=== Task material ===
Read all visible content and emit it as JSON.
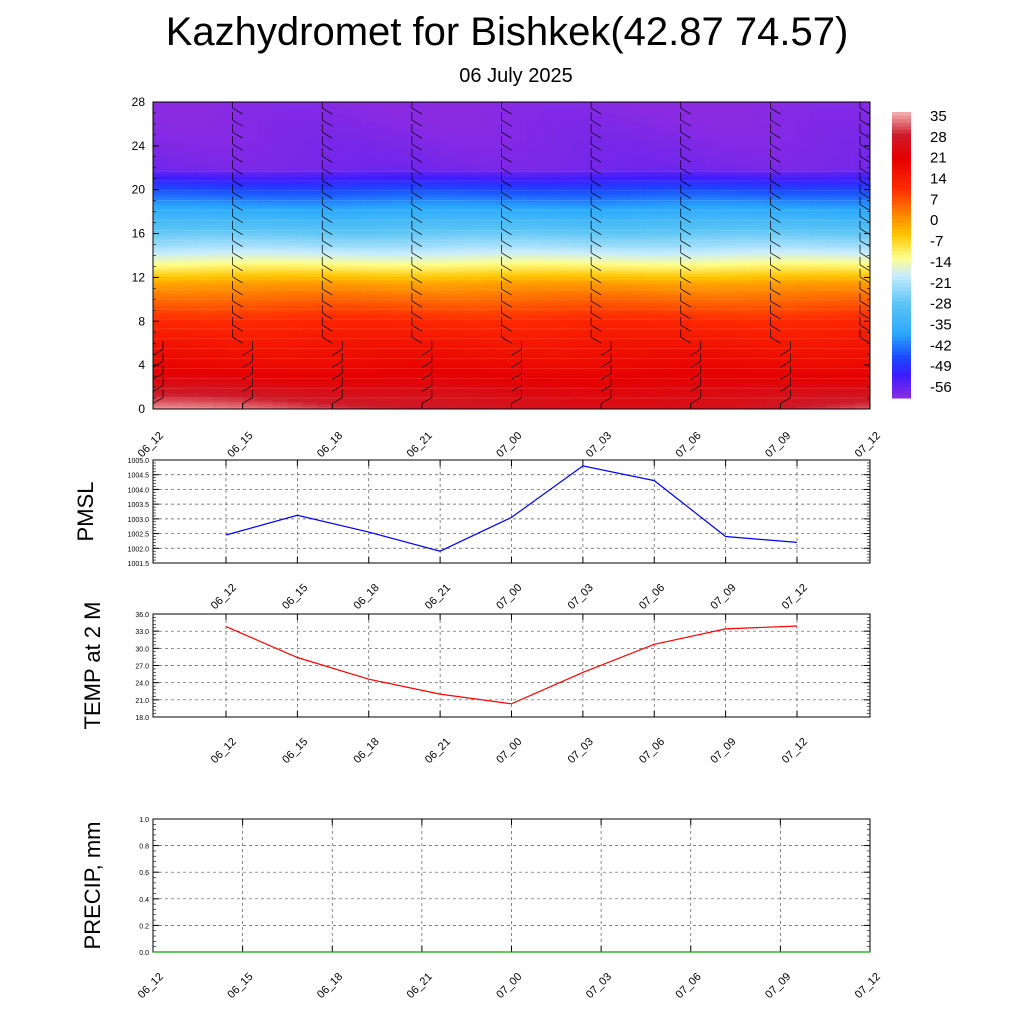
{
  "title": "Kazhydromet for Bishkek(42.87 74.57)",
  "subtitle": "06 July 2025",
  "chart_data": [
    {
      "type": "heatmap",
      "title": "Kazhydromet for Bishkek(42.87 74.57)",
      "subtitle": "06 July 2025",
      "x_ticks": [
        "06_12",
        "06_15",
        "06_18",
        "06_21",
        "07_00",
        "07_03",
        "07_06",
        "07_09",
        "07_12"
      ],
      "y_ticks": [
        0,
        4,
        8,
        12,
        16,
        20,
        24,
        28
      ],
      "ylim": [
        0,
        28
      ],
      "colorbar_labels": [
        35,
        28,
        21,
        14,
        7,
        0,
        -7,
        -14,
        -21,
        -28,
        -35,
        -42,
        -49,
        -56
      ],
      "colorbar_range": [
        -60,
        38
      ],
      "color_stops": [
        {
          "v": -60,
          "c": "#8a2be2"
        },
        {
          "v": -52,
          "c": "#3a1cff"
        },
        {
          "v": -46,
          "c": "#1a4cff"
        },
        {
          "v": -38,
          "c": "#2aa8ff"
        },
        {
          "v": -28,
          "c": "#59c4f4"
        },
        {
          "v": -18,
          "c": "#c8ecff"
        },
        {
          "v": -12,
          "c": "#ffff8c"
        },
        {
          "v": -4,
          "c": "#ffc400"
        },
        {
          "v": 4,
          "c": "#ff7a00"
        },
        {
          "v": 12,
          "c": "#ff2a00"
        },
        {
          "v": 22,
          "c": "#e60000"
        },
        {
          "v": 30,
          "c": "#cc1b2a"
        },
        {
          "v": 38,
          "c": "#f5b5b5"
        }
      ],
      "temperature_profile": [
        {
          "h": 0,
          "t": 27
        },
        {
          "h": 2,
          "t": 24
        },
        {
          "h": 4,
          "t": 20
        },
        {
          "h": 6,
          "t": 17
        },
        {
          "h": 8,
          "t": 13
        },
        {
          "h": 10,
          "t": 6
        },
        {
          "h": 11.5,
          "t": 0
        },
        {
          "h": 13,
          "t": -10
        },
        {
          "h": 13.6,
          "t": -14
        },
        {
          "h": 15,
          "t": -22
        },
        {
          "h": 17,
          "t": -31
        },
        {
          "h": 19,
          "t": -41
        },
        {
          "h": 20.5,
          "t": -49
        },
        {
          "h": 22,
          "t": -58
        },
        {
          "h": 28,
          "t": -60
        }
      ],
      "surface_warm_anomaly": {
        "t_start": 0,
        "t_end": 2.5,
        "t_return": 6.5,
        "t_final": 8,
        "max_height": 4.5,
        "max_delta": 10
      }
    },
    {
      "type": "line",
      "ylabel": "PMSL",
      "categories": [
        "06_12",
        "06_15",
        "06_18",
        "06_21",
        "07_00",
        "07_03",
        "07_06",
        "07_09",
        "07_12"
      ],
      "values": [
        1002.45,
        1003.12,
        1002.55,
        1001.9,
        1003.05,
        1004.8,
        1004.3,
        1002.4,
        1002.2
      ],
      "ylim": [
        1001.5,
        1005.0
      ],
      "y_ticks": [
        "1001.5",
        "1002.0",
        "1002.5",
        "1003.0",
        "1003.5",
        "1004.0",
        "1004.5",
        "1005.0"
      ],
      "line_color": "#0000ff",
      "grid": true
    },
    {
      "type": "line",
      "ylabel": "TEMP at 2 M",
      "categories": [
        "06_12",
        "06_15",
        "06_18",
        "06_21",
        "07_00",
        "07_03",
        "07_06",
        "07_09",
        "07_12"
      ],
      "values": [
        33.8,
        28.4,
        24.6,
        22.0,
        20.3,
        25.8,
        30.7,
        33.4,
        33.9
      ],
      "ylim": [
        18.0,
        36.0
      ],
      "y_ticks": [
        "18.0",
        "21.0",
        "24.0",
        "27.0",
        "30.0",
        "33.0",
        "36.0"
      ],
      "line_color": "#ff0000",
      "grid": true
    },
    {
      "type": "line",
      "ylabel": "PRECIP, mm",
      "categories": [
        "06_12",
        "06_15",
        "06_18",
        "06_21",
        "07_00",
        "07_03",
        "07_06",
        "07_09",
        "07_12"
      ],
      "values": [
        0,
        0,
        0,
        0,
        0,
        0,
        0,
        0,
        0
      ],
      "ylim": [
        0.0,
        1.0
      ],
      "y_ticks": [
        "0.0",
        "0.2",
        "0.4",
        "0.6",
        "0.8",
        "1.0"
      ],
      "line_color": "#00aa00",
      "grid": true
    }
  ]
}
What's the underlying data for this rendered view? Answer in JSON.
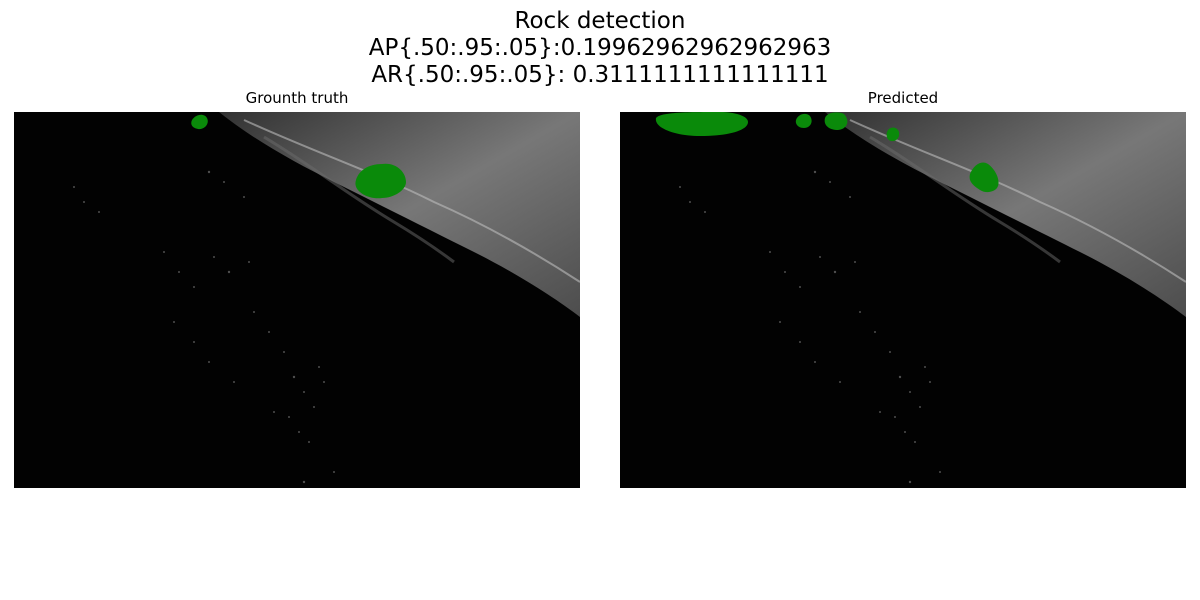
{
  "figure": {
    "title_lines": [
      "Rock detection",
      "AP{.50:.95:.05}:0.19962962962962963",
      "AR{.50:.95:.05}: 0.3111111111111111"
    ]
  },
  "panels": {
    "ground_truth": {
      "title": "Grounth truth"
    },
    "predicted": {
      "title": "Predicted"
    }
  },
  "colors": {
    "mask": "#0a8a0a",
    "background": "#020202",
    "terrain": "#8a8a8a"
  }
}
===
Restate the whole of the material word for word without the pictures.

Read all visible content and emit it as JSON.
{
  "title": "Kazhydromet for Bishkek(42.87 74.57)",
  "subtitle": "06 July 2025",
  "chart_data": [
    {
      "type": "heatmap",
      "title": "Kazhydromet for Bishkek(42.87 74.57)",
      "subtitle": "06 July 2025",
      "x_ticks": [
        "06_12",
        "06_15",
        "06_18",
        "06_21",
        "07_00",
        "07_03",
        "07_06",
        "07_09",
        "07_12"
      ],
      "y_ticks": [
        0,
        4,
        8,
        12,
        16,
        20,
        24,
        28
      ],
      "ylim": [
        0,
        28
      ],
      "colorbar_labels": [
        35,
        28,
        21,
        14,
        7,
        0,
        -7,
        -14,
        -21,
        -28,
        -35,
        -42,
        -49,
        -56
      ],
      "colorbar_range": [
        -60,
        38
      ],
      "color_stops": [
        {
          "v": -60,
          "c": "#8a2be2"
        },
        {
          "v": -52,
          "c": "#3a1cff"
        },
        {
          "v": -46,
          "c": "#1a4cff"
        },
        {
          "v": -38,
          "c": "#2aa8ff"
        },
        {
          "v": -28,
          "c": "#59c4f4"
        },
        {
          "v": -18,
          "c": "#c8ecff"
        },
        {
          "v": -12,
          "c": "#ffff8c"
        },
        {
          "v": -4,
          "c": "#ffc400"
        },
        {
          "v": 4,
          "c": "#ff7a00"
        },
        {
          "v": 12,
          "c": "#ff2a00"
        },
        {
          "v": 22,
          "c": "#e60000"
        },
        {
          "v": 30,
          "c": "#cc1b2a"
        },
        {
          "v": 38,
          "c": "#f5b5b5"
        }
      ],
      "temperature_profile": [
        {
          "h": 0,
          "t": 27
        },
        {
          "h": 2,
          "t": 24
        },
        {
          "h": 4,
          "t": 20
        },
        {
          "h": 6,
          "t": 17
        },
        {
          "h": 8,
          "t": 13
        },
        {
          "h": 10,
          "t": 6
        },
        {
          "h": 11.5,
          "t": 0
        },
        {
          "h": 13,
          "t": -10
        },
        {
          "h": 13.6,
          "t": -14
        },
        {
          "h": 15,
          "t": -22
        },
        {
          "h": 17,
          "t": -31
        },
        {
          "h": 19,
          "t": -41
        },
        {
          "h": 20.5,
          "t": -49
        },
        {
          "h": 22,
          "t": -58
        },
        {
          "h": 28,
          "t": -60
        }
      ],
      "surface_warm_anomaly": {
        "t_start": 0,
        "t_end": 2.5,
        "t_return": 6.5,
        "t_final": 8,
        "max_height": 4.5,
        "max_delta": 10
      }
    },
    {
      "type": "line",
      "ylabel": "PMSL",
      "categories": [
        "06_12",
        "06_15",
        "06_18",
        "06_21",
        "07_00",
        "07_03",
        "07_06",
        "07_09",
        "07_12"
      ],
      "values": [
        1002.45,
        1003.12,
        1002.55,
        1001.9,
        1003.05,
        1004.8,
        1004.3,
        1002.4,
        1002.2
      ],
      "ylim": [
        1001.5,
        1005.0
      ],
      "y_ticks": [
        "1001.5",
        "1002.0",
        "1002.5",
        "1003.0",
        "1003.5",
        "1004.0",
        "1004.5",
        "1005.0"
      ],
      "line_color": "#0000ff",
      "grid": true
    },
    {
      "type": "line",
      "ylabel": "TEMP at 2 M",
      "categories": [
        "06_12",
        "06_15",
        "06_18",
        "06_21",
        "07_00",
        "07_03",
        "07_06",
        "07_09",
        "07_12"
      ],
      "values": [
        33.8,
        28.4,
        24.6,
        22.0,
        20.3,
        25.8,
        30.7,
        33.4,
        33.9
      ],
      "ylim": [
        18.0,
        36.0
      ],
      "y_ticks": [
        "18.0",
        "21.0",
        "24.0",
        "27.0",
        "30.0",
        "33.0",
        "36.0"
      ],
      "line_color": "#ff0000",
      "grid": true
    },
    {
      "type": "line",
      "ylabel": "PRECIP, mm",
      "categories": [
        "06_12",
        "06_15",
        "06_18",
        "06_21",
        "07_00",
        "07_03",
        "07_06",
        "07_09",
        "07_12"
      ],
      "values": [
        0,
        0,
        0,
        0,
        0,
        0,
        0,
        0,
        0
      ],
      "ylim": [
        0.0,
        1.0
      ],
      "y_ticks": [
        "0.0",
        "0.2",
        "0.4",
        "0.6",
        "0.8",
        "1.0"
      ],
      "line_color": "#00aa00",
      "grid": true
    }
  ]
}
What's the underlying data for this rendered view? Answer in JSON.
{
  "figure": {
    "title_lines": [
      "Rock detection",
      "AP{.50:.95:.05}:0.19962962962962963",
      "AR{.50:.95:.05}: 0.3111111111111111"
    ]
  },
  "panels": {
    "ground_truth": {
      "title": "Grounth truth"
    },
    "predicted": {
      "title": "Predicted"
    }
  },
  "colors": {
    "mask": "#0a8a0a",
    "background": "#020202",
    "terrain": "#8a8a8a"
  }
}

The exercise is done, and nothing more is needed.